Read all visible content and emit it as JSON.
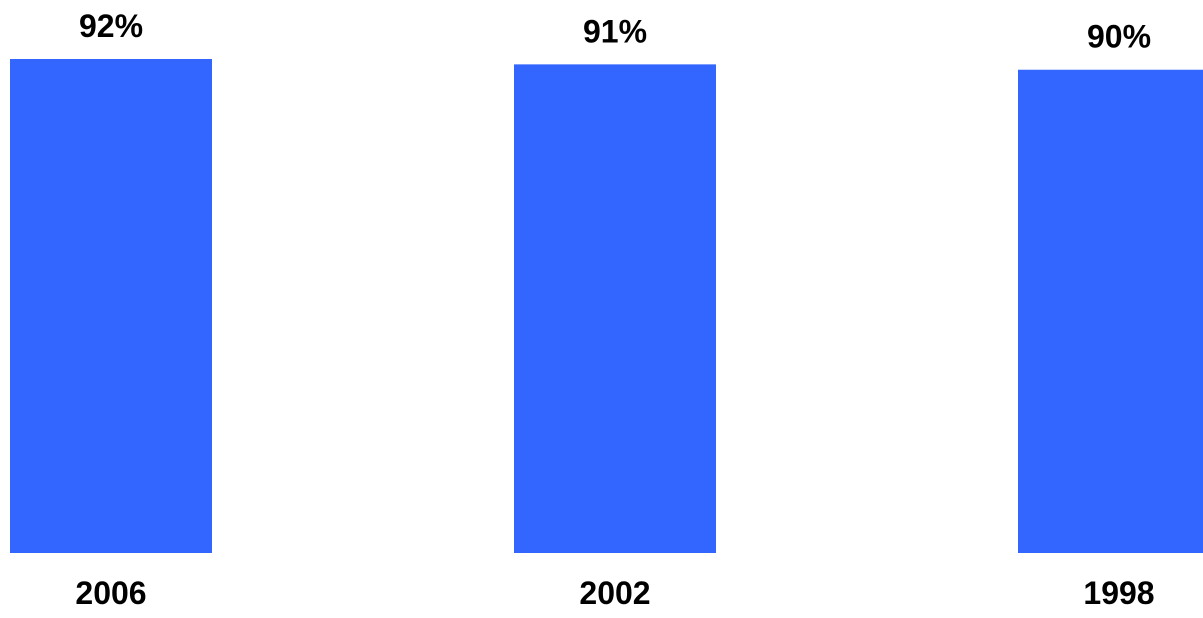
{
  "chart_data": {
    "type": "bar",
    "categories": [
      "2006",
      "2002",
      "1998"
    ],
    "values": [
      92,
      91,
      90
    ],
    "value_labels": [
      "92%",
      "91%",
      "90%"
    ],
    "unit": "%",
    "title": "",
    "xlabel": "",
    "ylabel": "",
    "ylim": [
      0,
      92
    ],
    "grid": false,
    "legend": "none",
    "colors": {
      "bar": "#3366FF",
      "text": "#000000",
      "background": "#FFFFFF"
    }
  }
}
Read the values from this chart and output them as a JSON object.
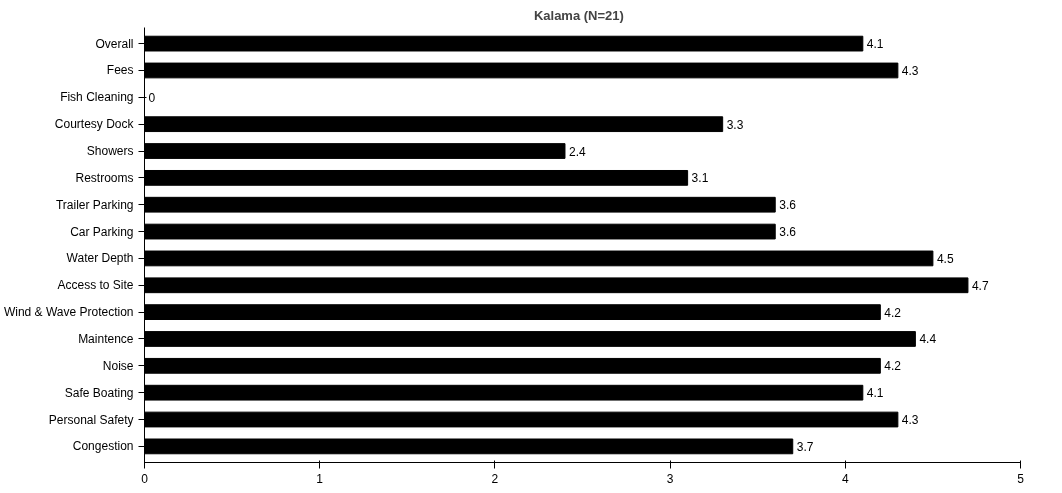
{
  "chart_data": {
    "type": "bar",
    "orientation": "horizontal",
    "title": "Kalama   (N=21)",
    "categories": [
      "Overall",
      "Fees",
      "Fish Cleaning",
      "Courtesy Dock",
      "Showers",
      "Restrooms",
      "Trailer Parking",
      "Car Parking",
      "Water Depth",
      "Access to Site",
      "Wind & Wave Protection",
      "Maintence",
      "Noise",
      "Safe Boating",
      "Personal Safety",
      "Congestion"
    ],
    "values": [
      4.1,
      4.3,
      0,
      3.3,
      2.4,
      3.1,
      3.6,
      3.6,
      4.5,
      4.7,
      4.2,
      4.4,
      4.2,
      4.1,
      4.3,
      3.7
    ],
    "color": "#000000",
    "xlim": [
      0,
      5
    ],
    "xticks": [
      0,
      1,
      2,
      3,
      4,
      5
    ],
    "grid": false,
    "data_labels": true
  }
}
------------------------------
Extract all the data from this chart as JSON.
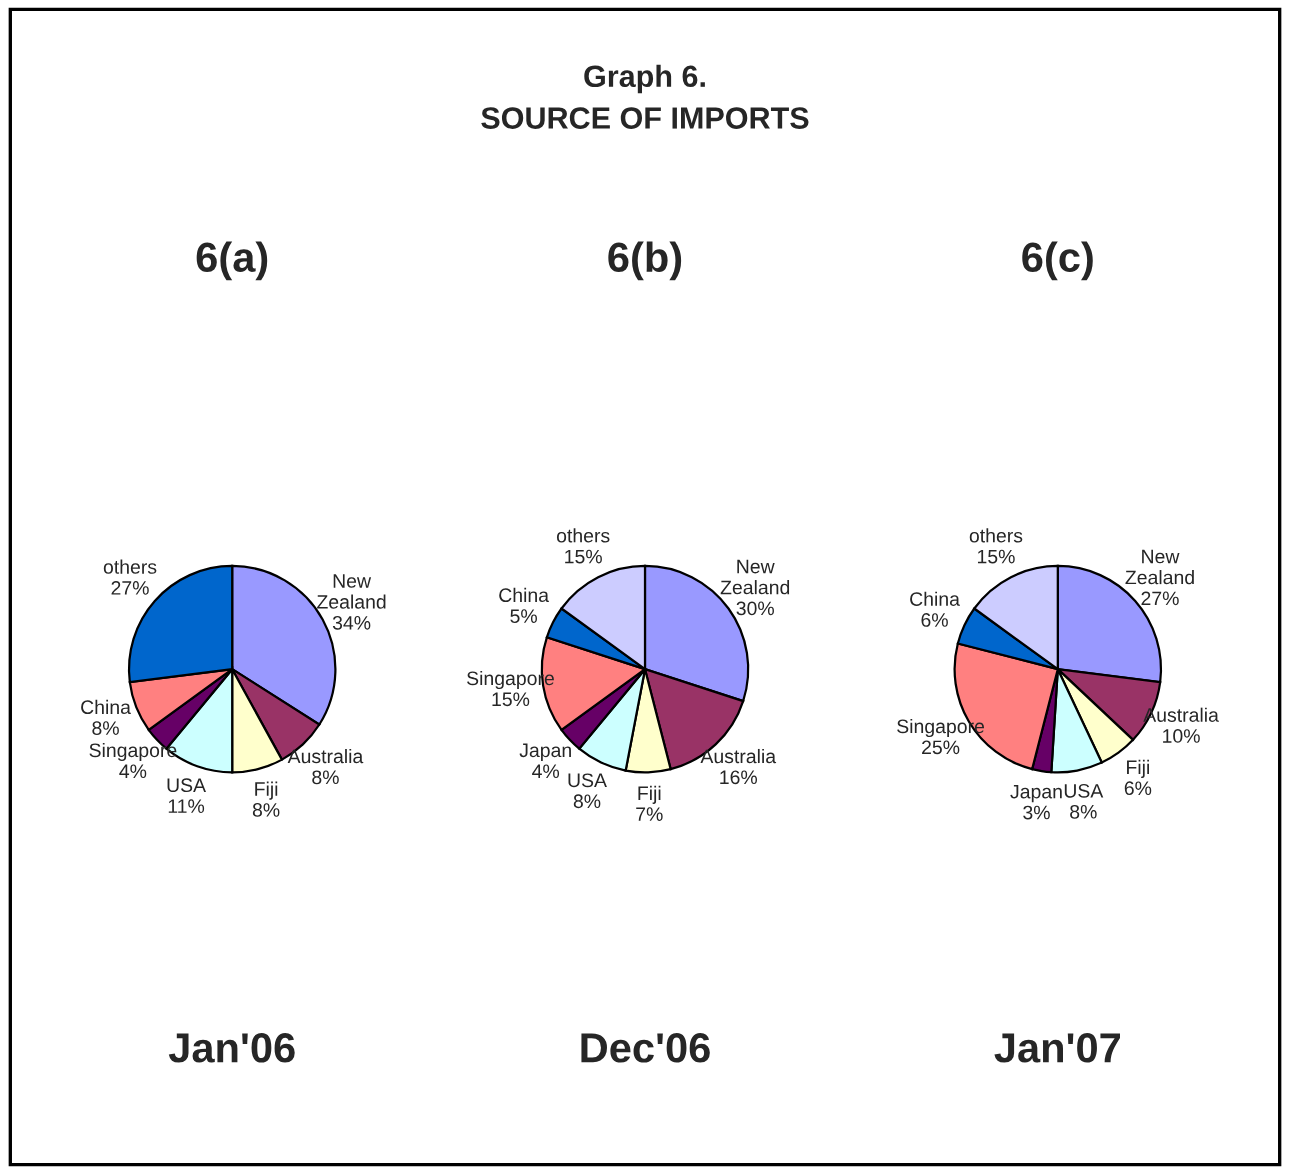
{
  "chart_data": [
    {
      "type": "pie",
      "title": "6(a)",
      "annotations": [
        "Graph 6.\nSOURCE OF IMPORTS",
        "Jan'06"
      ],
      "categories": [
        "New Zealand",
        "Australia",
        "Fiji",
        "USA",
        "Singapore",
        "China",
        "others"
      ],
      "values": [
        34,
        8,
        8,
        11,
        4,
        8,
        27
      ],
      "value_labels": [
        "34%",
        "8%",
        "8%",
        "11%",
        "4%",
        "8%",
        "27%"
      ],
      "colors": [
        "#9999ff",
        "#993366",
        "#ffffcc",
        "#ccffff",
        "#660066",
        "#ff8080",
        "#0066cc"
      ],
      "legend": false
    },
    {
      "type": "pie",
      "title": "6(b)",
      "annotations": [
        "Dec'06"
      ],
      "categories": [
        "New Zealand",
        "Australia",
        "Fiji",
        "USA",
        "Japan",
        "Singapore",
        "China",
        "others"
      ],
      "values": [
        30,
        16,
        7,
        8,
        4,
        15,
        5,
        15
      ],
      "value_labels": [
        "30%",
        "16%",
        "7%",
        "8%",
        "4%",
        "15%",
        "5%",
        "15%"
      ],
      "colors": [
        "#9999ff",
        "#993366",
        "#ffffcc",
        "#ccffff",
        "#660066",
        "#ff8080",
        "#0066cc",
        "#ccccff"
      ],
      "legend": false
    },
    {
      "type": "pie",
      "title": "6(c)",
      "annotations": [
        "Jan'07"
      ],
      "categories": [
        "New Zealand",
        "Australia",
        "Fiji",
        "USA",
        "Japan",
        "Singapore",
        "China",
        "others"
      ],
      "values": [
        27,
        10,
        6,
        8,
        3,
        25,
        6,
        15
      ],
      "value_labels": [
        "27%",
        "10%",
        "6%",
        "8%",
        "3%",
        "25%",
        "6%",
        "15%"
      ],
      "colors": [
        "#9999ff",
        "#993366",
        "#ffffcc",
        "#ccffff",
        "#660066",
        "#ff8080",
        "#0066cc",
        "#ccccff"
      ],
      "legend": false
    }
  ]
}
------------------------------
» **What this task involves**:
Across the records, count the lines holding the string "JSON". Give the number and stop.

» **Task answer**:
3